## Work order
Filter the entries beneath this task, copying only the lines that hold the word "into".

## The records

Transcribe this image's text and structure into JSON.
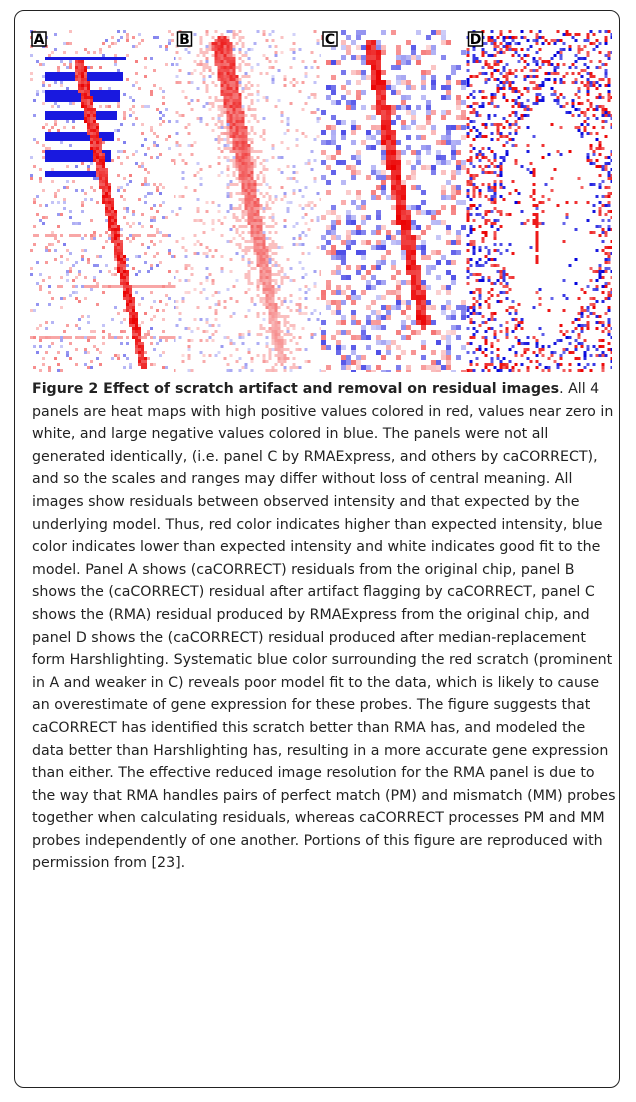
{
  "figure": {
    "panels": [
      {
        "label": "A"
      },
      {
        "label": "B"
      },
      {
        "label": "C"
      },
      {
        "label": "D"
      }
    ]
  },
  "caption": {
    "title": "Figure 2 Effect of scratch artifact and removal on residual images",
    "text": ". All 4 panels are heat maps with high positive values colored in red, values near zero in white, and large negative values colored in blue. The panels were not all generated identically, (i.e. panel C by RMAExpress, and others by caCORRECT), and so the scales and ranges may differ without loss of central meaning. All images show residuals between observed intensity and that expected by the underlying model. Thus, red color indicates higher than expected intensity, blue color indicates lower than expected intensity and white indicates good fit to the model. Panel A shows (caCORRECT) residuals from the original chip, panel B shows the (caCORRECT) residual after artifact flagging by caCORRECT, panel C shows the (RMA) residual produced by RMAExpress from the original chip, and panel D shows the (caCORRECT) residual produced after median-replacement form Harshlighting. Systematic blue color surrounding the red scratch (prominent in A and weaker in C) reveals poor model fit to the data, which is likely to cause an overestimate of gene expression for these probes. The figure suggests that caCORRECT has identified this scratch better than RMA has, and modeled the data better than Harshlighting has, resulting in a more accurate gene expression than either. The effective reduced image resolution for the RMA panel is due to the way that RMA handles pairs of perfect match (PM) and mismatch (MM) probes together when calculating residuals, whereas caCORRECT processes PM and MM probes independently of one another. Portions of this figure are reproduced with permission from [23]."
  }
}
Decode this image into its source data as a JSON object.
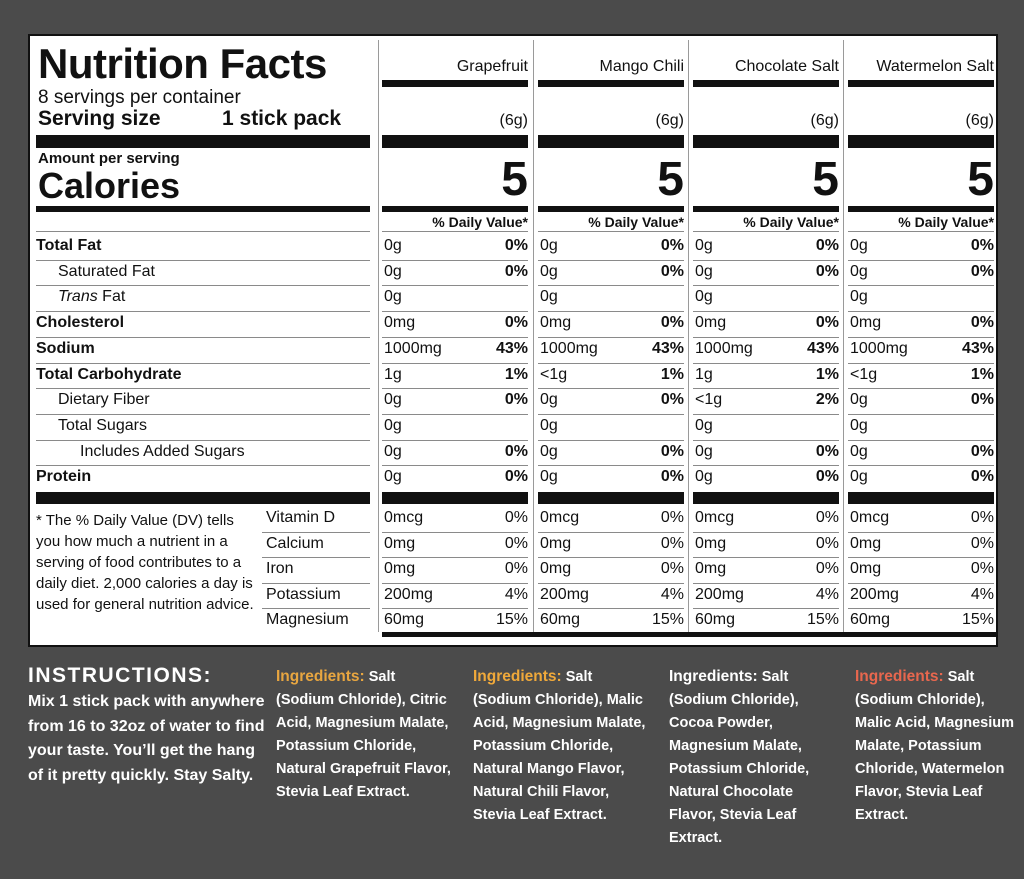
{
  "panel": {
    "title": "Nutrition Facts",
    "servings": "8 servings per container",
    "serving_size_label": "Serving size",
    "serving_size_value": "1 stick pack",
    "amount_per_serving": "Amount per serving",
    "calories_label": "Calories",
    "footnote": "* The % Daily Value (DV) tells you how much a nutrient in a serving of food contributes to a daily diet. 2,000 calories a day is used for general nutrition advice."
  },
  "flavors": [
    {
      "name": "Grapefruit",
      "grams": "(6g)",
      "calories": "5",
      "dv_header": "% Daily Value*"
    },
    {
      "name": "Mango Chili",
      "grams": "(6g)",
      "calories": "5",
      "dv_header": "% Daily Value*"
    },
    {
      "name": "Chocolate Salt",
      "grams": "(6g)",
      "calories": "5",
      "dv_header": "% Daily Value*"
    },
    {
      "name": "Watermelon Salt",
      "grams": "(6g)",
      "calories": "5",
      "dv_header": "% Daily Value*"
    }
  ],
  "nutrients": [
    {
      "label": "Total Fat",
      "vals": [
        [
          "0g",
          "0%"
        ],
        [
          "0g",
          "0%"
        ],
        [
          "0g",
          "0%"
        ],
        [
          "0g",
          "0%"
        ]
      ]
    },
    {
      "label": "Saturated Fat",
      "vals": [
        [
          "0g",
          "0%"
        ],
        [
          "0g",
          "0%"
        ],
        [
          "0g",
          "0%"
        ],
        [
          "0g",
          "0%"
        ]
      ]
    },
    {
      "label_italic": "Trans",
      "label": "Fat",
      "vals": [
        [
          "0g",
          ""
        ],
        [
          "0g",
          ""
        ],
        [
          "0g",
          ""
        ],
        [
          "0g",
          ""
        ]
      ]
    },
    {
      "label": "Cholesterol",
      "vals": [
        [
          "0mg",
          "0%"
        ],
        [
          "0mg",
          "0%"
        ],
        [
          "0mg",
          "0%"
        ],
        [
          "0mg",
          "0%"
        ]
      ]
    },
    {
      "label": "Sodium",
      "vals": [
        [
          "1000mg",
          "43%"
        ],
        [
          "1000mg",
          "43%"
        ],
        [
          "1000mg",
          "43%"
        ],
        [
          "1000mg",
          "43%"
        ]
      ]
    },
    {
      "label": "Total Carbohydrate",
      "vals": [
        [
          "1g",
          "1%"
        ],
        [
          "<1g",
          "1%"
        ],
        [
          "1g",
          "1%"
        ],
        [
          "<1g",
          "1%"
        ]
      ]
    },
    {
      "label": "Dietary Fiber",
      "vals": [
        [
          "0g",
          "0%"
        ],
        [
          "0g",
          "0%"
        ],
        [
          "<1g",
          "2%"
        ],
        [
          "0g",
          "0%"
        ]
      ]
    },
    {
      "label": "Total Sugars",
      "vals": [
        [
          "0g",
          ""
        ],
        [
          "0g",
          ""
        ],
        [
          "0g",
          ""
        ],
        [
          "0g",
          ""
        ]
      ]
    },
    {
      "label": "Includes Added Sugars",
      "vals": [
        [
          "0g",
          "0%"
        ],
        [
          "0g",
          "0%"
        ],
        [
          "0g",
          "0%"
        ],
        [
          "0g",
          "0%"
        ]
      ]
    },
    {
      "label": "Protein",
      "vals": [
        [
          "0g",
          "0%"
        ],
        [
          "0g",
          "0%"
        ],
        [
          "0g",
          "0%"
        ],
        [
          "0g",
          "0%"
        ]
      ]
    }
  ],
  "vitamins": [
    {
      "label": "Vitamin D",
      "vals": [
        [
          "0mcg",
          "0%"
        ],
        [
          "0mcg",
          "0%"
        ],
        [
          "0mcg",
          "0%"
        ],
        [
          "0mcg",
          "0%"
        ]
      ]
    },
    {
      "label": "Calcium",
      "vals": [
        [
          "0mg",
          "0%"
        ],
        [
          "0mg",
          "0%"
        ],
        [
          "0mg",
          "0%"
        ],
        [
          "0mg",
          "0%"
        ]
      ]
    },
    {
      "label": "Iron",
      "vals": [
        [
          "0mg",
          "0%"
        ],
        [
          "0mg",
          "0%"
        ],
        [
          "0mg",
          "0%"
        ],
        [
          "0mg",
          "0%"
        ]
      ]
    },
    {
      "label": "Potassium",
      "vals": [
        [
          "200mg",
          "4%"
        ],
        [
          "200mg",
          "4%"
        ],
        [
          "200mg",
          "4%"
        ],
        [
          "200mg",
          "4%"
        ]
      ]
    },
    {
      "label": "Magnesium",
      "vals": [
        [
          "60mg",
          "15%"
        ],
        [
          "60mg",
          "15%"
        ],
        [
          "60mg",
          "15%"
        ],
        [
          "60mg",
          "15%"
        ]
      ]
    }
  ],
  "instructions": {
    "title": "INSTRUCTIONS:",
    "body": "Mix 1 stick pack with anywhere from 16 to 32oz of water to find your taste. You’ll get the hang of it pretty quickly. Stay Salty."
  },
  "ingredients": [
    {
      "label": "Ingredients:",
      "color": "#e8a640",
      "text": "Salt (Sodium Chloride), Citric Acid, Magnesium Malate, Potassium Chloride, Natural Grapefruit Flavor, Stevia Leaf Extract."
    },
    {
      "label": "Ingredients:",
      "color": "#f0a93a",
      "text": "Salt (Sodium Chloride), Malic Acid, Magnesium Malate, Potassium Chloride, Natural Mango Flavor, Natural Chili Flavor, Stevia Leaf Extract."
    },
    {
      "label": "Ingredients:",
      "color": "#ffffff",
      "text": "Salt (Sodium Chloride), Cocoa Powder, Magnesium Malate, Potassium Chloride, Natural Chocolate Flavor, Stevia Leaf Extract."
    },
    {
      "label": "Ingredients:",
      "color": "#e8674e",
      "text": "Salt (Sodium Chloride), Malic Acid, Magnesium Malate, Potassium Chloride, Watermelon Flavor, Stevia Leaf Extract."
    }
  ]
}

## Task response
Transcribe this image's text and structure into JSON.
Decode this image into its source data as a JSON object.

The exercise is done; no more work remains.